** Start **
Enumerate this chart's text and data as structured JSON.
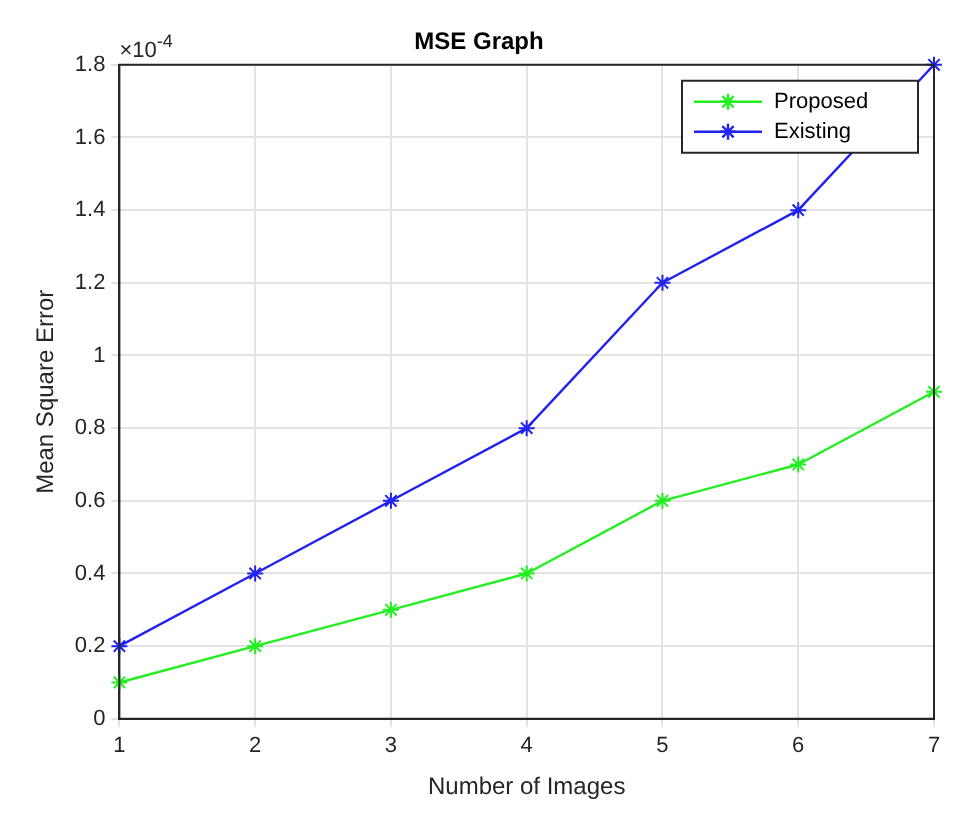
{
  "chart_data": {
    "type": "line",
    "title": "MSE Graph",
    "xlabel": "Number of Images",
    "ylabel": "Mean Square Error",
    "annotations": [
      "×10$^{-4}$"
    ],
    "x": [
      1,
      2,
      3,
      4,
      5,
      6,
      7
    ],
    "xlim": [
      1,
      7
    ],
    "xticks": [
      1,
      2,
      3,
      4,
      5,
      6,
      7
    ],
    "ylim": [
      0,
      1.8
    ],
    "yticks": [
      0,
      0.2,
      0.4,
      0.6,
      0.8,
      1,
      1.2,
      1.4,
      1.6,
      1.8
    ],
    "series": [
      {
        "name": "Proposed",
        "color": "#22ee22",
        "values": [
          0.1,
          0.2,
          0.3,
          0.4,
          0.6,
          0.7,
          0.9
        ]
      },
      {
        "name": "Existing",
        "color": "#2222ee",
        "values": [
          0.2,
          0.4,
          0.6,
          0.8,
          1.2,
          1.4,
          1.8
        ]
      }
    ],
    "grid": true,
    "legend": "top right",
    "marker": "cross",
    "line_style": "solid"
  }
}
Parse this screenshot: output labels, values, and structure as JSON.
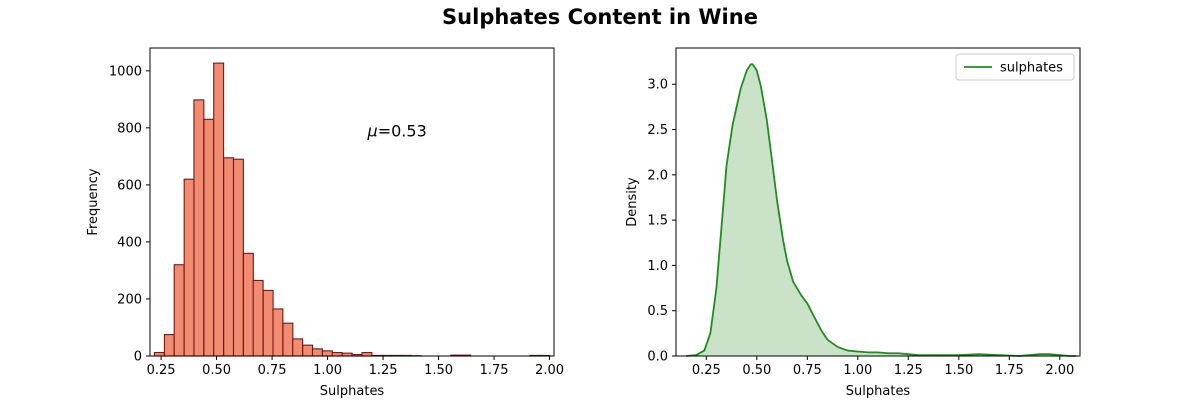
{
  "suptitle": "Sulphates Content in Wine",
  "colors": {
    "hist_fill": "#F08C72",
    "hist_edge": "#7B1510",
    "kde_line": "#228B22",
    "kde_fill": "#C9E2C8"
  },
  "chart_data": [
    {
      "type": "bar",
      "subtype": "histogram",
      "title": "",
      "xlabel": "Sulphates",
      "ylabel": "Frequency",
      "xlim": [
        0.2,
        2.02
      ],
      "ylim": [
        0,
        1080
      ],
      "xticks": [
        0.25,
        0.5,
        0.75,
        1.0,
        1.25,
        1.5,
        1.75,
        2.0
      ],
      "xtick_labels": [
        "0.25",
        "0.50",
        "0.75",
        "1.00",
        "1.25",
        "1.50",
        "1.75",
        "2.00"
      ],
      "yticks": [
        0,
        200,
        400,
        600,
        800,
        1000
      ],
      "ytick_labels": [
        "0",
        "200",
        "400",
        "600",
        "800",
        "1000"
      ],
      "bin_width": 0.0445,
      "bins": [
        {
          "x0": 0.22,
          "count": 12
        },
        {
          "x0": 0.265,
          "count": 75
        },
        {
          "x0": 0.309,
          "count": 320
        },
        {
          "x0": 0.354,
          "count": 620
        },
        {
          "x0": 0.398,
          "count": 898
        },
        {
          "x0": 0.443,
          "count": 830
        },
        {
          "x0": 0.487,
          "count": 1027
        },
        {
          "x0": 0.532,
          "count": 695
        },
        {
          "x0": 0.576,
          "count": 690
        },
        {
          "x0": 0.621,
          "count": 360
        },
        {
          "x0": 0.665,
          "count": 265
        },
        {
          "x0": 0.71,
          "count": 230
        },
        {
          "x0": 0.754,
          "count": 165
        },
        {
          "x0": 0.799,
          "count": 115
        },
        {
          "x0": 0.843,
          "count": 60
        },
        {
          "x0": 0.888,
          "count": 38
        },
        {
          "x0": 0.932,
          "count": 25
        },
        {
          "x0": 0.977,
          "count": 18
        },
        {
          "x0": 1.021,
          "count": 12
        },
        {
          "x0": 1.066,
          "count": 10
        },
        {
          "x0": 1.11,
          "count": 5
        },
        {
          "x0": 1.155,
          "count": 12
        },
        {
          "x0": 1.199,
          "count": 2
        },
        {
          "x0": 1.244,
          "count": 2
        },
        {
          "x0": 1.288,
          "count": 2
        },
        {
          "x0": 1.333,
          "count": 2
        },
        {
          "x0": 1.377,
          "count": 1
        },
        {
          "x0": 1.422,
          "count": 0
        },
        {
          "x0": 1.466,
          "count": 0
        },
        {
          "x0": 1.511,
          "count": 0
        },
        {
          "x0": 1.555,
          "count": 3
        },
        {
          "x0": 1.6,
          "count": 3
        },
        {
          "x0": 1.644,
          "count": 0
        },
        {
          "x0": 1.689,
          "count": 0
        },
        {
          "x0": 1.733,
          "count": 0
        },
        {
          "x0": 1.778,
          "count": 0
        },
        {
          "x0": 1.822,
          "count": 0
        },
        {
          "x0": 1.867,
          "count": 0
        },
        {
          "x0": 1.911,
          "count": 2
        },
        {
          "x0": 1.956,
          "count": 2
        }
      ],
      "annotation": {
        "prefix": "μ",
        "text": "=0.53",
        "x": 1.18,
        "y": 790
      }
    },
    {
      "type": "area",
      "subtype": "kde",
      "title": "",
      "xlabel": "Sulphates",
      "ylabel": "Density",
      "xlim": [
        0.1,
        2.1
      ],
      "ylim": [
        0,
        3.4
      ],
      "xticks": [
        0.25,
        0.5,
        0.75,
        1.0,
        1.25,
        1.5,
        1.75,
        2.0
      ],
      "xtick_labels": [
        "0.25",
        "0.50",
        "0.75",
        "1.00",
        "1.25",
        "1.50",
        "1.75",
        "2.00"
      ],
      "yticks": [
        0,
        0.5,
        1.0,
        1.5,
        2.0,
        2.5,
        3.0
      ],
      "ytick_labels": [
        "0.0",
        "0.5",
        "1.0",
        "1.5",
        "2.0",
        "2.5",
        "3.0"
      ],
      "legend": {
        "position": "top-right",
        "label": "sulphates"
      },
      "series": [
        {
          "name": "sulphates",
          "x": [
            0.15,
            0.2,
            0.24,
            0.27,
            0.3,
            0.33,
            0.35,
            0.38,
            0.4,
            0.42,
            0.45,
            0.47,
            0.48,
            0.5,
            0.52,
            0.55,
            0.57,
            0.6,
            0.63,
            0.65,
            0.68,
            0.72,
            0.75,
            0.78,
            0.82,
            0.85,
            0.9,
            0.95,
            1.0,
            1.05,
            1.1,
            1.15,
            1.2,
            1.25,
            1.3,
            1.4,
            1.5,
            1.6,
            1.7,
            1.8,
            1.9,
            1.95,
            2.0,
            2.05,
            2.08
          ],
          "y": [
            0.0,
            0.01,
            0.06,
            0.25,
            0.75,
            1.55,
            2.1,
            2.55,
            2.75,
            2.95,
            3.15,
            3.22,
            3.22,
            3.15,
            2.98,
            2.6,
            2.25,
            1.72,
            1.28,
            1.05,
            0.82,
            0.67,
            0.58,
            0.45,
            0.28,
            0.18,
            0.1,
            0.06,
            0.05,
            0.04,
            0.04,
            0.03,
            0.03,
            0.02,
            0.01,
            0.01,
            0.01,
            0.02,
            0.01,
            0.0,
            0.02,
            0.02,
            0.01,
            0.0,
            0.0
          ]
        }
      ]
    }
  ]
}
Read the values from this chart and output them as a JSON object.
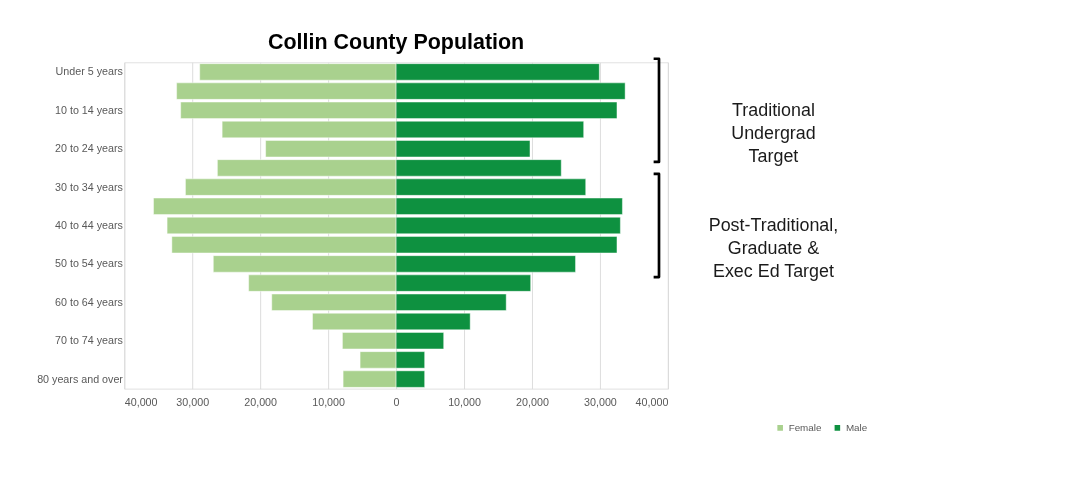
{
  "chart_data": {
    "type": "bar",
    "orientation": "horizontal",
    "stacked": true,
    "title": "Collin County Population",
    "categories": [
      "Under 5 years",
      null,
      "10 to 14 years",
      null,
      "20 to 24 years",
      null,
      "30 to 34 years",
      null,
      "40 to 44 years",
      null,
      "50 to 54 years",
      null,
      "60 to 64 years",
      null,
      "70 to 74 years",
      null,
      "80 years and over"
    ],
    "series": [
      {
        "name": "Female",
        "color": "#a9d18e",
        "values": [
          -28900,
          -32300,
          -31700,
          -25600,
          -19200,
          -26300,
          -31000,
          -35700,
          -33700,
          -33000,
          -26900,
          -21700,
          -18300,
          -12300,
          -7900,
          -5300,
          -7800
        ]
      },
      {
        "name": "Male",
        "color": "#0e9140",
        "values": [
          29900,
          33700,
          32500,
          27600,
          19700,
          24300,
          27900,
          33300,
          33000,
          32500,
          26400,
          19800,
          16200,
          10900,
          7000,
          4200,
          4200
        ]
      }
    ],
    "xlim": [
      -40000,
      40000
    ],
    "xticks": [
      {
        "value": -40000,
        "label": "40,000"
      },
      {
        "value": -30000,
        "label": "30,000"
      },
      {
        "value": -20000,
        "label": "20,000"
      },
      {
        "value": -10000,
        "label": "10,000"
      },
      0,
      {
        "value": 10000,
        "label": "10,000"
      },
      {
        "value": 20000,
        "label": "20,000"
      },
      {
        "value": 30000,
        "label": "30,000"
      },
      {
        "value": 40000,
        "label": "40,000"
      }
    ],
    "grid": "x",
    "legend": "bottom right",
    "annotations": [
      "Traditional\nUndergrad\nTarget",
      "Post-Traditional,\nGraduate  &\nExec Ed Target"
    ]
  }
}
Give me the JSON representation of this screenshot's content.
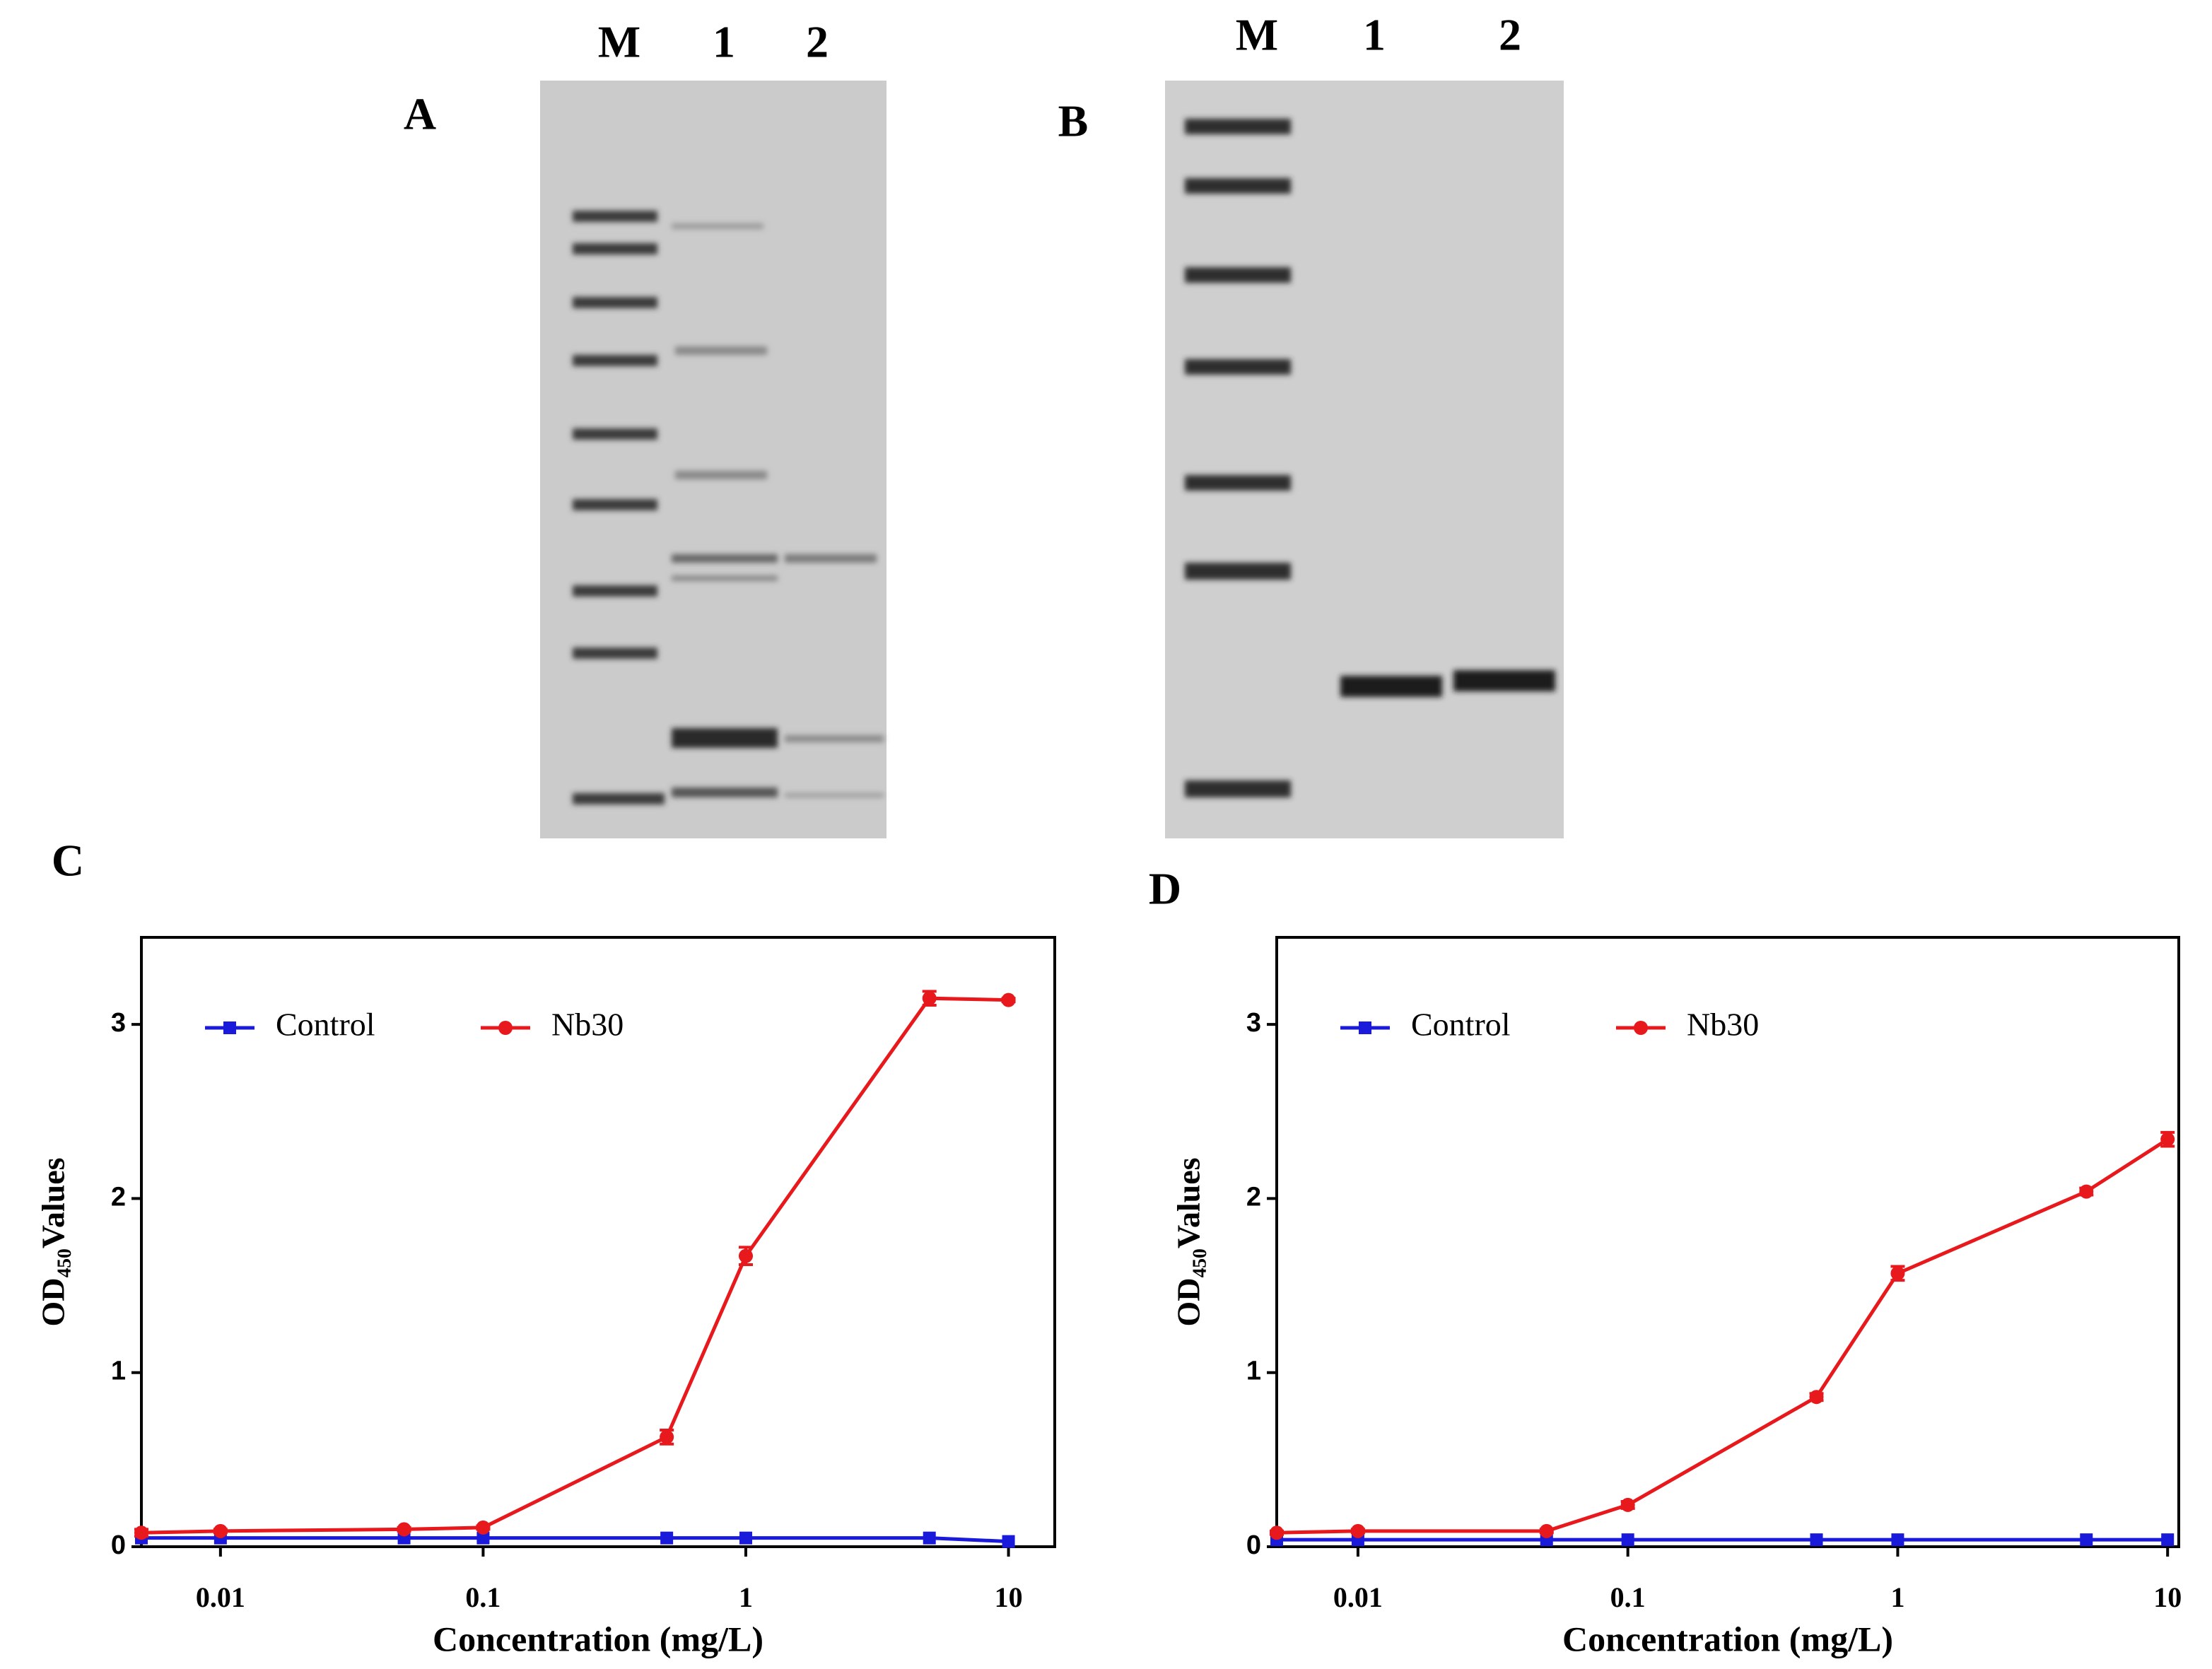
{
  "gels": [
    {
      "label": "A",
      "lanes": [
        "M",
        "1",
        "2"
      ]
    },
    {
      "label": "B",
      "lanes": [
        "M",
        "1",
        "2"
      ]
    }
  ],
  "chart_data": [
    {
      "type": "line",
      "title": "C",
      "x_label": "Concentration (mg/L)",
      "y_label": "OD₄₅₀Values",
      "x": [
        0.005,
        0.01,
        0.05,
        0.1,
        0.5,
        1,
        5,
        10
      ],
      "xscale": "log",
      "xlim": [
        0.005,
        15
      ],
      "xticks": [
        0.01,
        0.1,
        1,
        10
      ],
      "ylim": [
        0,
        3.5
      ],
      "yticks": [
        0,
        1,
        2,
        3
      ],
      "legend": "upper left",
      "series": [
        {
          "name": "Control",
          "color": "#1a1adb",
          "marker": "square",
          "values": [
            0.05,
            0.05,
            0.05,
            0.05,
            0.05,
            0.05,
            0.05,
            0.03
          ]
        },
        {
          "name": "Nb30",
          "color": "#e8191d",
          "marker": "circle",
          "values": [
            0.08,
            0.09,
            0.1,
            0.11,
            0.63,
            1.67,
            3.15,
            3.14
          ],
          "errors": [
            0.02,
            0.01,
            0.01,
            0.01,
            0.04,
            0.05,
            0.04,
            0.01
          ]
        }
      ]
    },
    {
      "type": "line",
      "title": "D",
      "x_label": "Concentration (mg/L)",
      "y_label": "OD₄₅₀Values",
      "x": [
        0.005,
        0.01,
        0.05,
        0.1,
        0.5,
        1,
        5,
        10
      ],
      "xscale": "log",
      "xlim": [
        0.005,
        11
      ],
      "xticks": [
        0.01,
        0.1,
        1,
        10
      ],
      "ylim": [
        0,
        3.5
      ],
      "yticks": [
        0,
        1,
        2,
        3
      ],
      "legend": "upper left",
      "series": [
        {
          "name": "Control",
          "color": "#1a1adb",
          "marker": "square",
          "values": [
            0.04,
            0.04,
            0.04,
            0.04,
            0.04,
            0.04,
            0.04,
            0.04
          ]
        },
        {
          "name": "Nb30",
          "color": "#e8191d",
          "marker": "circle",
          "values": [
            0.08,
            0.09,
            0.09,
            0.24,
            0.86,
            1.57,
            2.04,
            2.34
          ],
          "errors": [
            0.01,
            0.01,
            0.01,
            0.02,
            0.02,
            0.04,
            0.02,
            0.04
          ]
        }
      ]
    }
  ]
}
** End **
• _WRITTEN INSTRUCTION_
Work out the count of lines containing the word "output", then write only that count.

• _SOLUTION_
2